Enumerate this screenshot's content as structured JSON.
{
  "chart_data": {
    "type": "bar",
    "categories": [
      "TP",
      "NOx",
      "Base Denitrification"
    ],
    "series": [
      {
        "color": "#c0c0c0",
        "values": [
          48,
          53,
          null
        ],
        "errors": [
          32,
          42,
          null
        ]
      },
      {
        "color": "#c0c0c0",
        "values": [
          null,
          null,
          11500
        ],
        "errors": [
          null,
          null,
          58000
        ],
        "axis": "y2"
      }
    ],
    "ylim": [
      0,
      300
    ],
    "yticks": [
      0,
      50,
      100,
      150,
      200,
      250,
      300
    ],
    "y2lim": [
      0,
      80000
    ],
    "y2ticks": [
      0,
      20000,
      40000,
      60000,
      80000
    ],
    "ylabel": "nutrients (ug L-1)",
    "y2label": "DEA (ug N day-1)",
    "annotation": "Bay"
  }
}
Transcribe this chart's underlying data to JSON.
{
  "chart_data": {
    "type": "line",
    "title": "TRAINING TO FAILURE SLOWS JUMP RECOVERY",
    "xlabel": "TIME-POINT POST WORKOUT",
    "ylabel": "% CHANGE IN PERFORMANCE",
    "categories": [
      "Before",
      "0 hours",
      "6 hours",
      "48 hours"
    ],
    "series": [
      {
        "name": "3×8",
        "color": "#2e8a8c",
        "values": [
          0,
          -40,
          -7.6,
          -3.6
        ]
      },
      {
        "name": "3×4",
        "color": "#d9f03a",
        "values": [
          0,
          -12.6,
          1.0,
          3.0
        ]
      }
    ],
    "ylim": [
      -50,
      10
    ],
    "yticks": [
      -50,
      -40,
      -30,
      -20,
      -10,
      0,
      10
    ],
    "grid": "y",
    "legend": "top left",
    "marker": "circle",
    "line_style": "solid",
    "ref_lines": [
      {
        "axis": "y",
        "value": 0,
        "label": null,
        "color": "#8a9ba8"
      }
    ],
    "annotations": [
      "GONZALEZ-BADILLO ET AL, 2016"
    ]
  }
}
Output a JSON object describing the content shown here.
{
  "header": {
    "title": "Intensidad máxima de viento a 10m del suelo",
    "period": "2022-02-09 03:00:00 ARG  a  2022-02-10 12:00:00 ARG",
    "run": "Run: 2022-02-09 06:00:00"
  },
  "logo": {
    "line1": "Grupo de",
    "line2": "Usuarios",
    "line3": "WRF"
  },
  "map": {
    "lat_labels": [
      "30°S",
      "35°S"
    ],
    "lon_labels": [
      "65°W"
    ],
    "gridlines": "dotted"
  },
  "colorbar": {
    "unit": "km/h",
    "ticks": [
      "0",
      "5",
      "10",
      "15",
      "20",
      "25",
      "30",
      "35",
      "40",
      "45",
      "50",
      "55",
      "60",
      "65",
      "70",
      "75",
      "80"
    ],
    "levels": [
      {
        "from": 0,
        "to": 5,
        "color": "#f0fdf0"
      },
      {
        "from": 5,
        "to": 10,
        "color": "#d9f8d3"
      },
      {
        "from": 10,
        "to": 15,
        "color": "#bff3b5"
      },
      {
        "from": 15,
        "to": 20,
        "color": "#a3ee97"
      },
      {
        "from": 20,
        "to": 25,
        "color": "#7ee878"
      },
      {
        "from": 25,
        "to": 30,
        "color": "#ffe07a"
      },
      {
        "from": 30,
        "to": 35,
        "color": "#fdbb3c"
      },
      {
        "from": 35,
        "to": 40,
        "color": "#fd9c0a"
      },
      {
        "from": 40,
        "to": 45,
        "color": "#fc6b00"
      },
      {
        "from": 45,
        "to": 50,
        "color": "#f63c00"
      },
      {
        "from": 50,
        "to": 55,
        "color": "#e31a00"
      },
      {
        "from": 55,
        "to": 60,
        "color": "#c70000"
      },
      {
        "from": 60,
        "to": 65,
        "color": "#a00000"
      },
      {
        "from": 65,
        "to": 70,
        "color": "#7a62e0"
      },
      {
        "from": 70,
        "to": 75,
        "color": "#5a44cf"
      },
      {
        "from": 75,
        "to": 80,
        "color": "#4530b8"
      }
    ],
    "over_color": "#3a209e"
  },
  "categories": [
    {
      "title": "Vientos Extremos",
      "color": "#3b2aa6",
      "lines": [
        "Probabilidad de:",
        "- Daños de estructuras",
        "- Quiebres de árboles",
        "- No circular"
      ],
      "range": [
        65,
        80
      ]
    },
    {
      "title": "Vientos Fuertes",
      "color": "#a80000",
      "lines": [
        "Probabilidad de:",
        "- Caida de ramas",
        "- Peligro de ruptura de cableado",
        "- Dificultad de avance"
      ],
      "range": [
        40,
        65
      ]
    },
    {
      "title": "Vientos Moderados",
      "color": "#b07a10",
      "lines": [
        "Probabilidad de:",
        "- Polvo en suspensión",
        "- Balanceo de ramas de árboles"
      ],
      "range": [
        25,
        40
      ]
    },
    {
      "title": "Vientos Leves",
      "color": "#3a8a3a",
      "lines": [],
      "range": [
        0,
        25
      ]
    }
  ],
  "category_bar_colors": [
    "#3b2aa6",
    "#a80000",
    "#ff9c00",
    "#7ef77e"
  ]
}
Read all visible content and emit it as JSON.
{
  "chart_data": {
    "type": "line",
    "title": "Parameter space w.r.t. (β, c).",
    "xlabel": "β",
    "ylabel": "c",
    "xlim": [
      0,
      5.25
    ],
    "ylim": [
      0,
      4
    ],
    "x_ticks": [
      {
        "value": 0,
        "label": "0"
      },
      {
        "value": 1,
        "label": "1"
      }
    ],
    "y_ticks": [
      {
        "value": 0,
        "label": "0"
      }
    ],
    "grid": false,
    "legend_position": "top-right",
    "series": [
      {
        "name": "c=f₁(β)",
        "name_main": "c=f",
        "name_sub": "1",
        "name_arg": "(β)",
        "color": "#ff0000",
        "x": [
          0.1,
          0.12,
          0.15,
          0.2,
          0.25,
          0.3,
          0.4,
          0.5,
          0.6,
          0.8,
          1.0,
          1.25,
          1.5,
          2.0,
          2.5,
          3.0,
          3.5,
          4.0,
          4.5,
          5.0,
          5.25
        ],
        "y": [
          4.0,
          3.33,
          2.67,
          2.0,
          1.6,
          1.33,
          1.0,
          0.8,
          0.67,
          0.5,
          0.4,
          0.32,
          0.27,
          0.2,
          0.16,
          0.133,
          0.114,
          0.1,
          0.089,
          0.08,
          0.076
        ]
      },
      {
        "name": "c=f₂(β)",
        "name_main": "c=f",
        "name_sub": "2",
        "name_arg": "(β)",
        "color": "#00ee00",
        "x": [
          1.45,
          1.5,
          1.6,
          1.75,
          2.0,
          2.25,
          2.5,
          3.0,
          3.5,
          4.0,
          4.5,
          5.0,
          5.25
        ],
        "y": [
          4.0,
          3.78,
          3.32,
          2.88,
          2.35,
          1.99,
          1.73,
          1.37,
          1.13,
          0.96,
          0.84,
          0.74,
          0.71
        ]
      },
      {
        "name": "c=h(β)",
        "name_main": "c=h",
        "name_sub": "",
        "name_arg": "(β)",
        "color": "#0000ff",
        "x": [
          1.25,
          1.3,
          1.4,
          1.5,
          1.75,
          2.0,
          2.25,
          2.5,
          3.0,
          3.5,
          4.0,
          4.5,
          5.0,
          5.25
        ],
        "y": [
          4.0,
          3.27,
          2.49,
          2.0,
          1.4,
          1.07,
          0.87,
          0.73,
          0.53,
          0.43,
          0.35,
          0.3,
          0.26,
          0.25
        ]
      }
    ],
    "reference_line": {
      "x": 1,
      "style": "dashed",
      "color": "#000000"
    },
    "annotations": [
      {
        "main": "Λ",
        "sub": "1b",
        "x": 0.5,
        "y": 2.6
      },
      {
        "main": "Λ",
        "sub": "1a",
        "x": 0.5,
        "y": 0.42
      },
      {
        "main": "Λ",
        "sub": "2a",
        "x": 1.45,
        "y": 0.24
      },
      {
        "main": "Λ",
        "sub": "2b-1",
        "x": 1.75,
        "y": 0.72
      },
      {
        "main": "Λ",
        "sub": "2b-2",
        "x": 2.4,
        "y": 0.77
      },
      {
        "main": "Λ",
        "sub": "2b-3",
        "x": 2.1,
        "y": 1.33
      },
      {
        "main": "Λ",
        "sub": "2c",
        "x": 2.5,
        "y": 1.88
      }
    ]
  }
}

━━━━━━━━━━

> [EXERCISE TASK]:
Pick out and copy the lines of the material that include the word "xlabel".

> [EXERCISE OUTPUT]:
    "xlabel": "TIME-POINT POST WORKOUT",
    "xlabel": "β",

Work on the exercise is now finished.